**Requirement:**
Output every line of the records below as a JSON list of strings, one string per line, omitting blank lines.

**Annotated region listings:**
** start **
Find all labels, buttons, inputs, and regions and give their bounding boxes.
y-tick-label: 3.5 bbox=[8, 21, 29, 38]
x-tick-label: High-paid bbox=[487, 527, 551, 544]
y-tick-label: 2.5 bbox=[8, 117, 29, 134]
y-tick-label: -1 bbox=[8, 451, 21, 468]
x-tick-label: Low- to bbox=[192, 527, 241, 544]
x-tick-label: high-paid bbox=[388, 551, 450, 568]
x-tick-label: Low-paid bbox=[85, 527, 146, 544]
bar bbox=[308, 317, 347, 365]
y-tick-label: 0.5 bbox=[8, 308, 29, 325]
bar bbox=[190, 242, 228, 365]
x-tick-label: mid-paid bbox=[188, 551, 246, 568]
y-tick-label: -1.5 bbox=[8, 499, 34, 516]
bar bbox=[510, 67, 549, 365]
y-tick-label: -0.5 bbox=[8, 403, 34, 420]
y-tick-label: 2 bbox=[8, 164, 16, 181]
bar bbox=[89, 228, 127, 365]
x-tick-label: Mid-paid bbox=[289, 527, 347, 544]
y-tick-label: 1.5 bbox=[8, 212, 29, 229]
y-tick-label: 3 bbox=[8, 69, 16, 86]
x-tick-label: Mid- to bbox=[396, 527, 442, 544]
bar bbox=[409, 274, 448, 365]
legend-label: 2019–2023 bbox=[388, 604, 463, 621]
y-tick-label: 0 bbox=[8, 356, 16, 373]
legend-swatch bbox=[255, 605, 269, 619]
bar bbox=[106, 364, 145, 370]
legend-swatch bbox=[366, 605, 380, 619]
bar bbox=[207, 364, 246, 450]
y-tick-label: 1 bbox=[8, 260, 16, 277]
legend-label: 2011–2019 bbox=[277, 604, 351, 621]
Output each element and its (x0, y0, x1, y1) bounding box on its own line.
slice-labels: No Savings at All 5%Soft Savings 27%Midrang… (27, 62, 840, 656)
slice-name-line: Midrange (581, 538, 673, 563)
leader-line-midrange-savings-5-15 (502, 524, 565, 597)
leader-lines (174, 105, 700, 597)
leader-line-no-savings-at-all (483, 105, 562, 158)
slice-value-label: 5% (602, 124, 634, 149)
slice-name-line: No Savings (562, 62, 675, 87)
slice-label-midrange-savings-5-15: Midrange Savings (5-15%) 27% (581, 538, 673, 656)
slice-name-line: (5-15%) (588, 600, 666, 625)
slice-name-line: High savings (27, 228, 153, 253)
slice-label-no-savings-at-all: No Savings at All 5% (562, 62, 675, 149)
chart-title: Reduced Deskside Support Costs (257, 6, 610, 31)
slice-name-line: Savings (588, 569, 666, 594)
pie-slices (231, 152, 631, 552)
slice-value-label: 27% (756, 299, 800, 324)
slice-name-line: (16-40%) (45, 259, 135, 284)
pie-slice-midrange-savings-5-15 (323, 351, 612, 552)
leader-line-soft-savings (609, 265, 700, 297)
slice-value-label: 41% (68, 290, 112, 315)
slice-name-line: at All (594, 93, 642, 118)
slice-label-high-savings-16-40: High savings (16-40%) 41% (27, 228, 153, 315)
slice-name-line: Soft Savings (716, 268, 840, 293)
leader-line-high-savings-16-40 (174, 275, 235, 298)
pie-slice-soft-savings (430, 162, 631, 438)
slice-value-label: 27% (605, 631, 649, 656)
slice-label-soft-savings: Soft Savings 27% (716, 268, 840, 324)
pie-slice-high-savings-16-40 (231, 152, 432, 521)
** end **
**Answer to the problem:**
[
  "Find all labels, buttons, inputs, and regions and give their bounding boxes.",
  "y-tick-label: 3.5 bbox=[8, 21, 29, 38]",
  "x-tick-label: High-paid bbox=[487, 527, 551, 544]",
  "y-tick-label: 2.5 bbox=[8, 117, 29, 134]",
  "y-tick-label: -1 bbox=[8, 451, 21, 468]",
  "x-tick-label: Low- to bbox=[192, 527, 241, 544]",
  "x-tick-label: high-paid bbox=[388, 551, 450, 568]",
  "x-tick-label: Low-paid bbox=[85, 527, 146, 544]",
  "bar bbox=[308, 317, 347, 365]",
  "y-tick-label: 0.5 bbox=[8, 308, 29, 325]",
  "bar bbox=[190, 242, 228, 365]",
  "x-tick-label: mid-paid bbox=[188, 551, 246, 568]",
  "y-tick-label: -1.5 bbox=[8, 499, 34, 516]",
  "bar bbox=[510, 67, 549, 365]",
  "y-tick-label: -0.5 bbox=[8, 403, 34, 420]",
  "y-tick-label: 2 bbox=[8, 164, 16, 181]",
  "bar bbox=[89, 228, 127, 365]",
  "x-tick-label: Mid-paid bbox=[289, 527, 347, 544]",
  "y-tick-label: 1.5 bbox=[8, 212, 29, 229]",
  "y-tick-label: 3 bbox=[8, 69, 16, 86]",
  "x-tick-label: Mid- to bbox=[396, 527, 442, 544]",
  "bar bbox=[409, 274, 448, 365]",
  "legend-label: 2019–2023 bbox=[388, 604, 463, 621]",
  "y-tick-label: 0 bbox=[8, 356, 16, 373]",
  "legend-swatch bbox=[255, 605, 269, 619]",
  "bar bbox=[106, 364, 145, 370]",
  "legend-swatch bbox=[366, 605, 380, 619]",
  "bar bbox=[207, 364, 246, 450]",
  "y-tick-label: 1 bbox=[8, 260, 16, 277]",
  "legend-label: 2011–2019 bbox=[277, 604, 351, 621]",
  "Output each element and its (x0, y0, x1, y1) bounding box on its own line.",
  "slice-labels: No Savings at All 5%Soft Savings 27%Midrang… (27, 62, 840, 656)",
  "slice-name-line: Midrange (581, 538, 673, 563)",
  "leader-line-midrange-savings-5-15 (502, 524, 565, 597)",
  "leader-lines (174, 105, 700, 597)",
  "leader-line-no-savings-at-all (483, 105, 562, 158)",
  "slice-value-label: 5% (602, 124, 634, 149)",
  "slice-name-line: No Savings (562, 62, 675, 87)",
  "slice-label-midrange-savings-5-15: Midrange Savings (5-15%) 27% (581, 538, 673, 656)",
  "slice-name-line: (5-15%) (588, 600, 666, 625)",
  "slice-name-line: High savings (27, 228, 153, 253)",
  "slice-label-no-savings-at-all: No Savings at All 5% (562, 62, 675, 149)",
  "chart-title: Reduced Deskside Support Costs (257, 6, 610, 31)",
  "slice-name-line: Savings (588, 569, 666, 594)",
  "pie-slices (231, 152, 631, 552)",
  "slice-value-label: 27% (756, 299, 800, 324)",
  "slice-name-line: (16-40%) (45, 259, 135, 284)",
  "pie-slice-midrange-savings-5-15 (323, 351, 612, 552)",
  "leader-line-soft-savings (609, 265, 700, 297)",
  "slice-value-label: 41% (68, 290, 112, 315)",
  "slice-name-line: at All (594, 93, 642, 118)",
  "slice-label-high-savings-16-40: High savings (16-40%) 41% (27, 228, 153, 315)",
  "slice-name-line: Soft Savings (716, 268, 840, 293)",
  "leader-line-high-savings-16-40 (174, 275, 235, 298)",
  "pie-slice-soft-savings (430, 162, 631, 438)",
  "slice-value-label: 27% (605, 631, 649, 656)",
  "slice-label-soft-savings: Soft Savings 27% (716, 268, 840, 324)",
  "pie-slice-high-savings-16-40 (231, 152, 432, 521)"
]